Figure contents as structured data
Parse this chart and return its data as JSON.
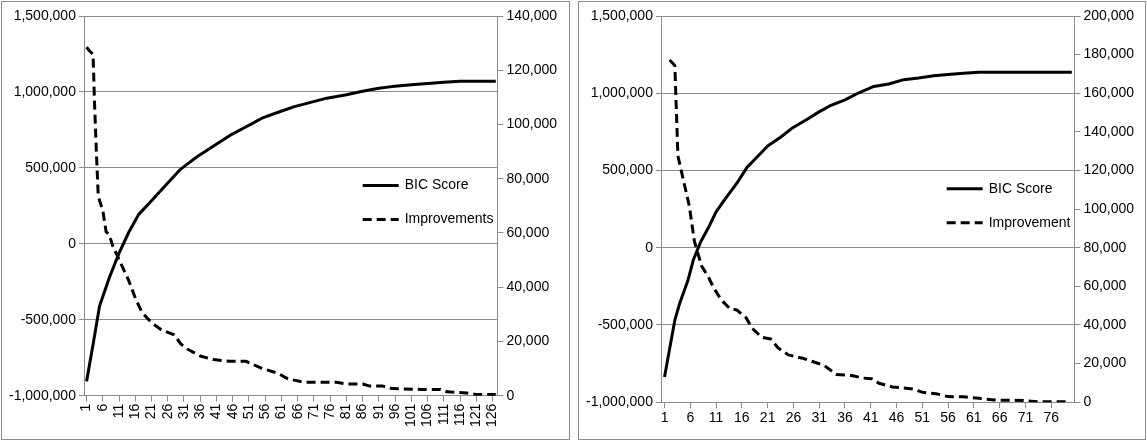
{
  "chart_data": [
    {
      "type": "line",
      "xlim": [
        0.5,
        127.5
      ],
      "xticks": [
        1,
        6,
        11,
        16,
        21,
        26,
        31,
        36,
        41,
        46,
        51,
        56,
        61,
        66,
        71,
        76,
        81,
        86,
        91,
        96,
        101,
        106,
        111,
        116,
        121,
        126
      ],
      "ylim": [
        -1000000,
        1500000
      ],
      "yticks": [
        {
          "value": -1000000,
          "label": "-1,000,000"
        },
        {
          "value": -500000,
          "label": "-500,000"
        },
        0,
        {
          "value": 500000,
          "label": "500,000"
        },
        {
          "value": 1000000,
          "label": "1,000,000"
        },
        {
          "value": 1500000,
          "label": "1,500,000"
        }
      ],
      "y2lim": [
        0,
        140000
      ],
      "y2ticks": [
        0,
        {
          "value": 20000,
          "label": "20,000"
        },
        {
          "value": 40000,
          "label": "40,000"
        },
        {
          "value": 60000,
          "label": "60,000"
        },
        {
          "value": 80000,
          "label": "80,000"
        },
        {
          "value": 100000,
          "label": "100,000"
        },
        {
          "value": 120000,
          "label": "120,000"
        },
        {
          "value": 140000,
          "label": "140,000"
        }
      ],
      "grid": "y",
      "legend": "right",
      "marker": "none",
      "series": [
        {
          "name": "BIC Score",
          "color": "#000000",
          "line_style": "solid",
          "x": [
            1,
            3,
            5,
            8,
            11,
            14,
            17,
            20,
            25,
            30,
            35,
            40,
            45,
            50,
            55,
            60,
            65,
            70,
            75,
            81,
            86,
            91,
            95,
            101,
            106,
            111,
            116,
            122,
            127
          ],
          "values": [
            -906000,
            -663000,
            -409000,
            -224000,
            -62000,
            76000,
            192000,
            261000,
            377000,
            492000,
            573000,
            642000,
            712000,
            769000,
            827000,
            866000,
            903000,
            931000,
            959000,
            982000,
            1005000,
            1024000,
            1035000,
            1047000,
            1056000,
            1063000,
            1070000,
            1070000,
            1070000
          ]
        },
        {
          "name": "Improvements",
          "color": "#000000",
          "line_style": "dashed",
          "axis": "y2",
          "x": [
            1,
            2,
            3,
            3.4,
            4,
            4.6,
            6,
            7,
            8,
            9,
            11.5,
            14,
            16,
            18,
            21,
            24,
            28,
            30,
            32,
            36,
            40,
            45,
            50,
            55,
            60,
            63,
            68,
            78,
            81,
            86,
            88,
            92,
            95,
            104,
            110,
            112,
            118,
            121,
            127
          ],
          "values": [
            128500,
            127000,
            125900,
            109700,
            90300,
            73500,
            68300,
            60500,
            59300,
            55400,
            48900,
            42400,
            36000,
            30800,
            26900,
            24300,
            22400,
            19100,
            17200,
            14600,
            13300,
            12700,
            12700,
            10100,
            8200,
            6200,
            4900,
            4900,
            4300,
            4300,
            3600,
            3600,
            2600,
            2300,
            2300,
            1400,
            1000,
            400,
            400
          ]
        }
      ]
    },
    {
      "type": "line",
      "xlim": [
        0.5,
        80.5
      ],
      "xticks": [
        1,
        6,
        11,
        16,
        21,
        26,
        31,
        36,
        41,
        46,
        51,
        56,
        61,
        66,
        71,
        76
      ],
      "ylim": [
        -1000000,
        1500000
      ],
      "yticks": [
        {
          "value": -1000000,
          "label": "-1,000,000"
        },
        {
          "value": -500000,
          "label": "-500,000"
        },
        0,
        {
          "value": 500000,
          "label": "500,000"
        },
        {
          "value": 1000000,
          "label": "1,000,000"
        },
        {
          "value": 1500000,
          "label": "1,500,000"
        }
      ],
      "y2lim": [
        0,
        200000
      ],
      "y2ticks": [
        0,
        {
          "value": 20000,
          "label": "20,000"
        },
        {
          "value": 40000,
          "label": "40,000"
        },
        {
          "value": 60000,
          "label": "60,000"
        },
        {
          "value": 80000,
          "label": "80,000"
        },
        {
          "value": 100000,
          "label": "100,000"
        },
        {
          "value": 120000,
          "label": "120,000"
        },
        {
          "value": 140000,
          "label": "140,000"
        },
        {
          "value": 160000,
          "label": "160,000"
        },
        {
          "value": 180000,
          "label": "180,000"
        },
        {
          "value": 200000,
          "label": "200,000"
        }
      ],
      "grid": "y",
      "legend": "right",
      "marker": "none",
      "series": [
        {
          "name": "BIC Score",
          "color": "#000000",
          "line_style": "solid",
          "x": [
            1,
            2,
            3,
            4,
            5.5,
            6.6,
            8,
            9.5,
            11,
            12.7,
            15,
            17,
            19,
            21,
            23.5,
            25.7,
            28.6,
            30.8,
            33.3,
            36,
            38.7,
            41.6,
            44.5,
            47.4,
            50.3,
            53.2,
            56,
            59,
            62,
            65,
            80
          ],
          "values": [
            -837000,
            -653000,
            -469000,
            -354000,
            -216000,
            -78000,
            37000,
            129000,
            232000,
            313000,
            416000,
            520000,
            589000,
            658000,
            715000,
            773000,
            830000,
            876000,
            922000,
            957000,
            1003000,
            1044000,
            1060000,
            1088000,
            1099000,
            1113000,
            1122000,
            1129000,
            1136000,
            1136000,
            1136000
          ]
        },
        {
          "name": "Improvement",
          "color": "#000000",
          "line_style": "dashed",
          "axis": "y2",
          "x": [
            2,
            3,
            3.6,
            4.7,
            5.8,
            6.8,
            8.2,
            9.5,
            10.5,
            12,
            13.7,
            15,
            16.8,
            18,
            19.8,
            21.6,
            23,
            25,
            28,
            30,
            32,
            34.3,
            37.3,
            39.5,
            41.2,
            42.6,
            45.2,
            48.8,
            51,
            54,
            56,
            59,
            62,
            65,
            70.6,
            73.5,
            79
          ],
          "values": [
            177200,
            174400,
            127500,
            114600,
            101700,
            83300,
            70500,
            64900,
            59400,
            53000,
            48400,
            47800,
            43800,
            38300,
            33700,
            32700,
            28200,
            24500,
            22600,
            20800,
            19000,
            14400,
            13800,
            12500,
            12100,
            9800,
            7900,
            7000,
            5200,
            4200,
            2900,
            2800,
            2000,
            1100,
            900,
            200,
            200
          ]
        }
      ]
    }
  ]
}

▸ To do
Reproduce the material above in full and without alteration, but skip all pictures.

▸ Reply
Parse this chart and return its data as JSON.
{
  "chart_data": [
    {
      "type": "line",
      "xlim": [
        0.5,
        127.5
      ],
      "xticks": [
        1,
        6,
        11,
        16,
        21,
        26,
        31,
        36,
        41,
        46,
        51,
        56,
        61,
        66,
        71,
        76,
        81,
        86,
        91,
        96,
        101,
        106,
        111,
        116,
        121,
        126
      ],
      "ylim": [
        -1000000,
        1500000
      ],
      "yticks": [
        {
          "value": -1000000,
          "label": "-1,000,000"
        },
        {
          "value": -500000,
          "label": "-500,000"
        },
        0,
        {
          "value": 500000,
          "label": "500,000"
        },
        {
          "value": 1000000,
          "label": "1,000,000"
        },
        {
          "value": 1500000,
          "label": "1,500,000"
        }
      ],
      "y2lim": [
        0,
        140000
      ],
      "y2ticks": [
        0,
        {
          "value": 20000,
          "label": "20,000"
        },
        {
          "value": 40000,
          "label": "40,000"
        },
        {
          "value": 60000,
          "label": "60,000"
        },
        {
          "value": 80000,
          "label": "80,000"
        },
        {
          "value": 100000,
          "label": "100,000"
        },
        {
          "value": 120000,
          "label": "120,000"
        },
        {
          "value": 140000,
          "label": "140,000"
        }
      ],
      "grid": "y",
      "legend": "right",
      "marker": "none",
      "series": [
        {
          "name": "BIC Score",
          "color": "#000000",
          "line_style": "solid",
          "x": [
            1,
            3,
            5,
            8,
            11,
            14,
            17,
            20,
            25,
            30,
            35,
            40,
            45,
            50,
            55,
            60,
            65,
            70,
            75,
            81,
            86,
            91,
            95,
            101,
            106,
            111,
            116,
            122,
            127
          ],
          "values": [
            -906000,
            -663000,
            -409000,
            -224000,
            -62000,
            76000,
            192000,
            261000,
            377000,
            492000,
            573000,
            642000,
            712000,
            769000,
            827000,
            866000,
            903000,
            931000,
            959000,
            982000,
            1005000,
            1024000,
            1035000,
            1047000,
            1056000,
            1063000,
            1070000,
            1070000,
            1070000
          ]
        },
        {
          "name": "Improvements",
          "color": "#000000",
          "line_style": "dashed",
          "axis": "y2",
          "x": [
            1,
            2,
            3,
            3.4,
            4,
            4.6,
            6,
            7,
            8,
            9,
            11.5,
            14,
            16,
            18,
            21,
            24,
            28,
            30,
            32,
            36,
            40,
            45,
            50,
            55,
            60,
            63,
            68,
            78,
            81,
            86,
            88,
            92,
            95,
            104,
            110,
            112,
            118,
            121,
            127
          ],
          "values": [
            128500,
            127000,
            125900,
            109700,
            90300,
            73500,
            68300,
            60500,
            59300,
            55400,
            48900,
            42400,
            36000,
            30800,
            26900,
            24300,
            22400,
            19100,
            17200,
            14600,
            13300,
            12700,
            12700,
            10100,
            8200,
            6200,
            4900,
            4900,
            4300,
            4300,
            3600,
            3600,
            2600,
            2300,
            2300,
            1400,
            1000,
            400,
            400
          ]
        }
      ]
    },
    {
      "type": "line",
      "xlim": [
        0.5,
        80.5
      ],
      "xticks": [
        1,
        6,
        11,
        16,
        21,
        26,
        31,
        36,
        41,
        46,
        51,
        56,
        61,
        66,
        71,
        76
      ],
      "ylim": [
        -1000000,
        1500000
      ],
      "yticks": [
        {
          "value": -1000000,
          "label": "-1,000,000"
        },
        {
          "value": -500000,
          "label": "-500,000"
        },
        0,
        {
          "value": 500000,
          "label": "500,000"
        },
        {
          "value": 1000000,
          "label": "1,000,000"
        },
        {
          "value": 1500000,
          "label": "1,500,000"
        }
      ],
      "y2lim": [
        0,
        200000
      ],
      "y2ticks": [
        0,
        {
          "value": 20000,
          "label": "20,000"
        },
        {
          "value": 40000,
          "label": "40,000"
        },
        {
          "value": 60000,
          "label": "60,000"
        },
        {
          "value": 80000,
          "label": "80,000"
        },
        {
          "value": 100000,
          "label": "100,000"
        },
        {
          "value": 120000,
          "label": "120,000"
        },
        {
          "value": 140000,
          "label": "140,000"
        },
        {
          "value": 160000,
          "label": "160,000"
        },
        {
          "value": 180000,
          "label": "180,000"
        },
        {
          "value": 200000,
          "label": "200,000"
        }
      ],
      "grid": "y",
      "legend": "right",
      "marker": "none",
      "series": [
        {
          "name": "BIC Score",
          "color": "#000000",
          "line_style": "solid",
          "x": [
            1,
            2,
            3,
            4,
            5.5,
            6.6,
            8,
            9.5,
            11,
            12.7,
            15,
            17,
            19,
            21,
            23.5,
            25.7,
            28.6,
            30.8,
            33.3,
            36,
            38.7,
            41.6,
            44.5,
            47.4,
            50.3,
            53.2,
            56,
            59,
            62,
            65,
            80
          ],
          "values": [
            -837000,
            -653000,
            -469000,
            -354000,
            -216000,
            -78000,
            37000,
            129000,
            232000,
            313000,
            416000,
            520000,
            589000,
            658000,
            715000,
            773000,
            830000,
            876000,
            922000,
            957000,
            1003000,
            1044000,
            1060000,
            1088000,
            1099000,
            1113000,
            1122000,
            1129000,
            1136000,
            1136000,
            1136000
          ]
        },
        {
          "name": "Improvement",
          "color": "#000000",
          "line_style": "dashed",
          "axis": "y2",
          "x": [
            2,
            3,
            3.6,
            4.7,
            5.8,
            6.8,
            8.2,
            9.5,
            10.5,
            12,
            13.7,
            15,
            16.8,
            18,
            19.8,
            21.6,
            23,
            25,
            28,
            30,
            32,
            34.3,
            37.3,
            39.5,
            41.2,
            42.6,
            45.2,
            48.8,
            51,
            54,
            56,
            59,
            62,
            65,
            70.6,
            73.5,
            79
          ],
          "values": [
            177200,
            174400,
            127500,
            114600,
            101700,
            83300,
            70500,
            64900,
            59400,
            53000,
            48400,
            47800,
            43800,
            38300,
            33700,
            32700,
            28200,
            24500,
            22600,
            20800,
            19000,
            14400,
            13800,
            12500,
            12100,
            9800,
            7900,
            7000,
            5200,
            4200,
            2900,
            2800,
            2000,
            1100,
            900,
            200,
            200
          ]
        }
      ]
    }
  ]
}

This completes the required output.